[YOUR OBJECTIVE]
Your answer should be a single number: the count of lines containing the string "position".

:: RECORDS SHOWN

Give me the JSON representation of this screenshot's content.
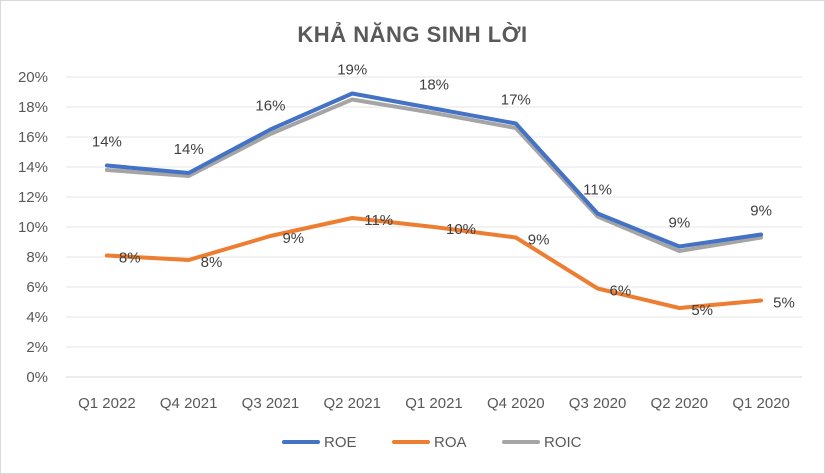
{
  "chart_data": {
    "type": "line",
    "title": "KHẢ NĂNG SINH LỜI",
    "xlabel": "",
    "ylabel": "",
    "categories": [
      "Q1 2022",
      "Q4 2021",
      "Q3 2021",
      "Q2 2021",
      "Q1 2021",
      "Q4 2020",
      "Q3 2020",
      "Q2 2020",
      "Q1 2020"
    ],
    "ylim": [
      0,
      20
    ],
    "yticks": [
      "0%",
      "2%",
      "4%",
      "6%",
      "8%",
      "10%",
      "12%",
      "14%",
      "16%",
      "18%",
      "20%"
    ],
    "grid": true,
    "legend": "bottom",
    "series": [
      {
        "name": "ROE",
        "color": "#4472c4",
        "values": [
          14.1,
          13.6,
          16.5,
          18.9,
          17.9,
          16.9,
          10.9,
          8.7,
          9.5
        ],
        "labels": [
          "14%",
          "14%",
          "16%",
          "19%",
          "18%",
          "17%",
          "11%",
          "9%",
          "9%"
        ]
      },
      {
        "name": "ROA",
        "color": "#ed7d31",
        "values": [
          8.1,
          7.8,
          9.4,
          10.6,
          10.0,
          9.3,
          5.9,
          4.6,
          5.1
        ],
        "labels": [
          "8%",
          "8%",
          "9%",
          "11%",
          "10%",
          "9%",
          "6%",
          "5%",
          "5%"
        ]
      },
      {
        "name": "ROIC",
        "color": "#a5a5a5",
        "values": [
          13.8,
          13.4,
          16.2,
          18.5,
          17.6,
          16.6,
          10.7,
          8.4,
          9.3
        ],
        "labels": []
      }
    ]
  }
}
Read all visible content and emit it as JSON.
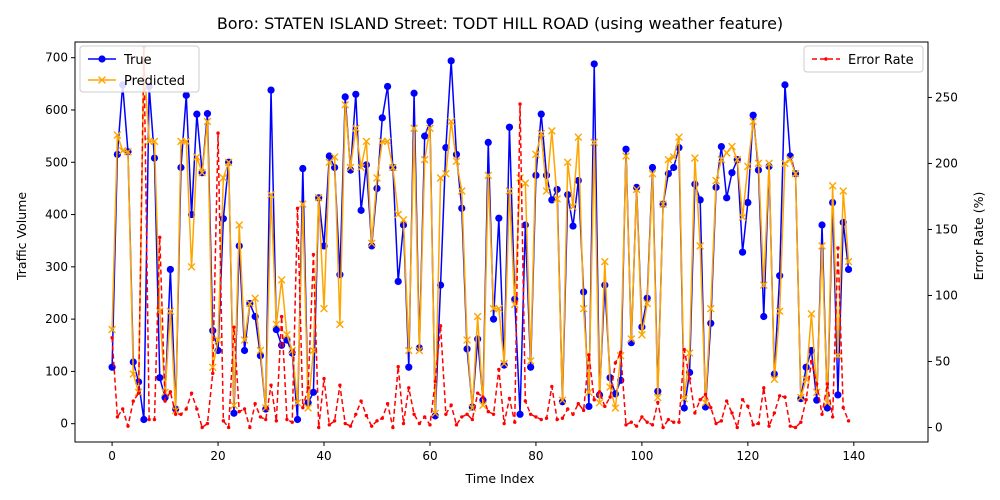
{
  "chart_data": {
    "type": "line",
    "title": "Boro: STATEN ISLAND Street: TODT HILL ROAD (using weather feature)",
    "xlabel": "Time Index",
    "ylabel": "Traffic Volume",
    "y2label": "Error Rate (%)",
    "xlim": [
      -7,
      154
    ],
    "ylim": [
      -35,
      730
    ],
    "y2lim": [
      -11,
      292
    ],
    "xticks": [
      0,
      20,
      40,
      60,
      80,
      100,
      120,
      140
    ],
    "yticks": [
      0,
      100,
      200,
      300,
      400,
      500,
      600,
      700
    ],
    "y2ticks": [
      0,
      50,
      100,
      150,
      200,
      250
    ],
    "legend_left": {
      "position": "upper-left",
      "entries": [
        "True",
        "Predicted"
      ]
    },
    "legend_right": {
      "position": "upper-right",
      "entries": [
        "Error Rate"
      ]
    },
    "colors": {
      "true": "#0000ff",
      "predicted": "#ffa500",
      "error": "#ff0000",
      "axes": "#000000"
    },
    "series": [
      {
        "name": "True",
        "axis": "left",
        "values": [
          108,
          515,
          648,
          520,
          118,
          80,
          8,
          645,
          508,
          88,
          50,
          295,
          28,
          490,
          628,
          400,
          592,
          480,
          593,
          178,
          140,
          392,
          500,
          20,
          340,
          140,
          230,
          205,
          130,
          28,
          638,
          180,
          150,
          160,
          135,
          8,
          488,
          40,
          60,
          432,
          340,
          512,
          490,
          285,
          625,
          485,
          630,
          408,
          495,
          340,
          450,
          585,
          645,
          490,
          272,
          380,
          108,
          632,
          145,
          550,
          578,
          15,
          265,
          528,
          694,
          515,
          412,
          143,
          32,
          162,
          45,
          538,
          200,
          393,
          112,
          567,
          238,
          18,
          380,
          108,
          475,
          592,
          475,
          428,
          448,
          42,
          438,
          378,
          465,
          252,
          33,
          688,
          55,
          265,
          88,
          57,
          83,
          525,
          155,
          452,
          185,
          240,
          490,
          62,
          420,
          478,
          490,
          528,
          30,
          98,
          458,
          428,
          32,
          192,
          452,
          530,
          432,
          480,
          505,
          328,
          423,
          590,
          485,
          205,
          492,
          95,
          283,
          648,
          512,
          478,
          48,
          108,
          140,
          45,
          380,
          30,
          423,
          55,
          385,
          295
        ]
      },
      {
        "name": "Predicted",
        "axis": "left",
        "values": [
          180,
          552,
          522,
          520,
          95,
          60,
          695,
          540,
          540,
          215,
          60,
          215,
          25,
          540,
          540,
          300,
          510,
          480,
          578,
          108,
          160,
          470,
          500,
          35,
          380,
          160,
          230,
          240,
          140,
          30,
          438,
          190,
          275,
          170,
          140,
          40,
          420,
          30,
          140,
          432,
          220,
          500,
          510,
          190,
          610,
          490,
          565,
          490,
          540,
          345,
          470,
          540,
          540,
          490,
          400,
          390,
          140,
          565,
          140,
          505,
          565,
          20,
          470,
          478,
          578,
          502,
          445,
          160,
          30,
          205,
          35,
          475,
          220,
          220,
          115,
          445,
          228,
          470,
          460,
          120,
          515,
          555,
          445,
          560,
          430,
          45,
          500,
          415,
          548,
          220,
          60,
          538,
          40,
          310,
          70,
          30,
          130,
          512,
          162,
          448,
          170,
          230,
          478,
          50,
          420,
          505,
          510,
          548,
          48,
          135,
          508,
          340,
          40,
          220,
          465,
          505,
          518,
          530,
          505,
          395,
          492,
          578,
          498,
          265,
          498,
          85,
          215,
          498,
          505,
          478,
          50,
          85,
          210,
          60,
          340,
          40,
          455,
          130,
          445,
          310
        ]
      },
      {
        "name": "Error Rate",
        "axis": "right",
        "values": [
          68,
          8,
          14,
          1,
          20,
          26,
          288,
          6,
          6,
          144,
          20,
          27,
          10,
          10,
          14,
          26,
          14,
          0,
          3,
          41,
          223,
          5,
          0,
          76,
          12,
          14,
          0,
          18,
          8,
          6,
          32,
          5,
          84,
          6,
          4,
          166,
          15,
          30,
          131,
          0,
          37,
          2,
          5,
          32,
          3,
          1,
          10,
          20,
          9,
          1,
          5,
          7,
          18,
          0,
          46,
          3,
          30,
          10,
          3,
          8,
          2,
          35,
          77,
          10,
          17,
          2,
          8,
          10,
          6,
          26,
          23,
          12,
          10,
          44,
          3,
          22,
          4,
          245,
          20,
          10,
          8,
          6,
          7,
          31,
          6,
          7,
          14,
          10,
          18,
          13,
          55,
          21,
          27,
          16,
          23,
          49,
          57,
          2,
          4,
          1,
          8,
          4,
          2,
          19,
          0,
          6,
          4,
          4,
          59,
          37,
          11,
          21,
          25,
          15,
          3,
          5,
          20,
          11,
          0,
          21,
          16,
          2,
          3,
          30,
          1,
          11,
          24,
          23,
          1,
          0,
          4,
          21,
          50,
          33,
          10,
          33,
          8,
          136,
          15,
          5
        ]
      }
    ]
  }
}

::::
:: RECORDS SHOWN

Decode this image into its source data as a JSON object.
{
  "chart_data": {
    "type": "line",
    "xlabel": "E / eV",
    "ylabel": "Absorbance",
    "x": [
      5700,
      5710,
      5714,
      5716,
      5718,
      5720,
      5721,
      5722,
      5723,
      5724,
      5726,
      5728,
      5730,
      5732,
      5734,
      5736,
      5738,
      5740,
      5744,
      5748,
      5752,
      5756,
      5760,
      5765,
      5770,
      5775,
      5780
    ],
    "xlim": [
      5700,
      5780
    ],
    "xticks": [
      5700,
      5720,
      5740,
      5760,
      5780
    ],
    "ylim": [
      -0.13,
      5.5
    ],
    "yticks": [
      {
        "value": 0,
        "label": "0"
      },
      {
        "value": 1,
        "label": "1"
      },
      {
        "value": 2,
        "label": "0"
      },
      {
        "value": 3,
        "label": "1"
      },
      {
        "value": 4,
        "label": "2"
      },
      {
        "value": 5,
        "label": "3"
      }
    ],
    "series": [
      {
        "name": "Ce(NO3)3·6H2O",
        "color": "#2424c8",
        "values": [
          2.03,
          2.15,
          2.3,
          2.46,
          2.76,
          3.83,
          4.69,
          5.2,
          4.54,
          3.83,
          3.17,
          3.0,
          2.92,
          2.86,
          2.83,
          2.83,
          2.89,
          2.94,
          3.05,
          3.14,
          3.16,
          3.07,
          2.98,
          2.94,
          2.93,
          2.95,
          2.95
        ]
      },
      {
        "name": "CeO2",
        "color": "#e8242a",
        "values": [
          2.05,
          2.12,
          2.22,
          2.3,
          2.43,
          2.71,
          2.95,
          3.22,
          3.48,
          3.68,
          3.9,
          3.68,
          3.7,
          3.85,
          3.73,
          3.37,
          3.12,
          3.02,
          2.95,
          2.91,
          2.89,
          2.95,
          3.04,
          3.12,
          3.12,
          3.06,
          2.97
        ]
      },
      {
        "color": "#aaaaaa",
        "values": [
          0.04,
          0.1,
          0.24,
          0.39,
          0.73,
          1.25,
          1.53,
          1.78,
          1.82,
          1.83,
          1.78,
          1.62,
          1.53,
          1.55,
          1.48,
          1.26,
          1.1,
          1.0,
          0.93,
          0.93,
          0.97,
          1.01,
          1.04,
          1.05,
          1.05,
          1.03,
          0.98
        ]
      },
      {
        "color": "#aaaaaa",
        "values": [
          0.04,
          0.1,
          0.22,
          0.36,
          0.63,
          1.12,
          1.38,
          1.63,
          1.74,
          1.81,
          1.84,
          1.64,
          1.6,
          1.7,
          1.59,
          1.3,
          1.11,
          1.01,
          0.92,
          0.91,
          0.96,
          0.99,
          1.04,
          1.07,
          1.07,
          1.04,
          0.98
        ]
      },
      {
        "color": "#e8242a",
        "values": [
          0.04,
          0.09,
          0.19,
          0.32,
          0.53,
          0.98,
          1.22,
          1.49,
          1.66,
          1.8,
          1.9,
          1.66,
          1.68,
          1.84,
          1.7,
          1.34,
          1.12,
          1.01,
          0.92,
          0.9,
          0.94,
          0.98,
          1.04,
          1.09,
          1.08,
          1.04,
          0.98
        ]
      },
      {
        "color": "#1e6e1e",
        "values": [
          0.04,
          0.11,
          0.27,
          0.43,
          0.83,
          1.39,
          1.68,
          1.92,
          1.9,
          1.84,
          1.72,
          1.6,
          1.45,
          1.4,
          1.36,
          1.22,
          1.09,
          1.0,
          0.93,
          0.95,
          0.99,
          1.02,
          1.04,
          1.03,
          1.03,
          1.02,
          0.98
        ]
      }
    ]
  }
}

::::

[EXPECTED OUTPUT]
2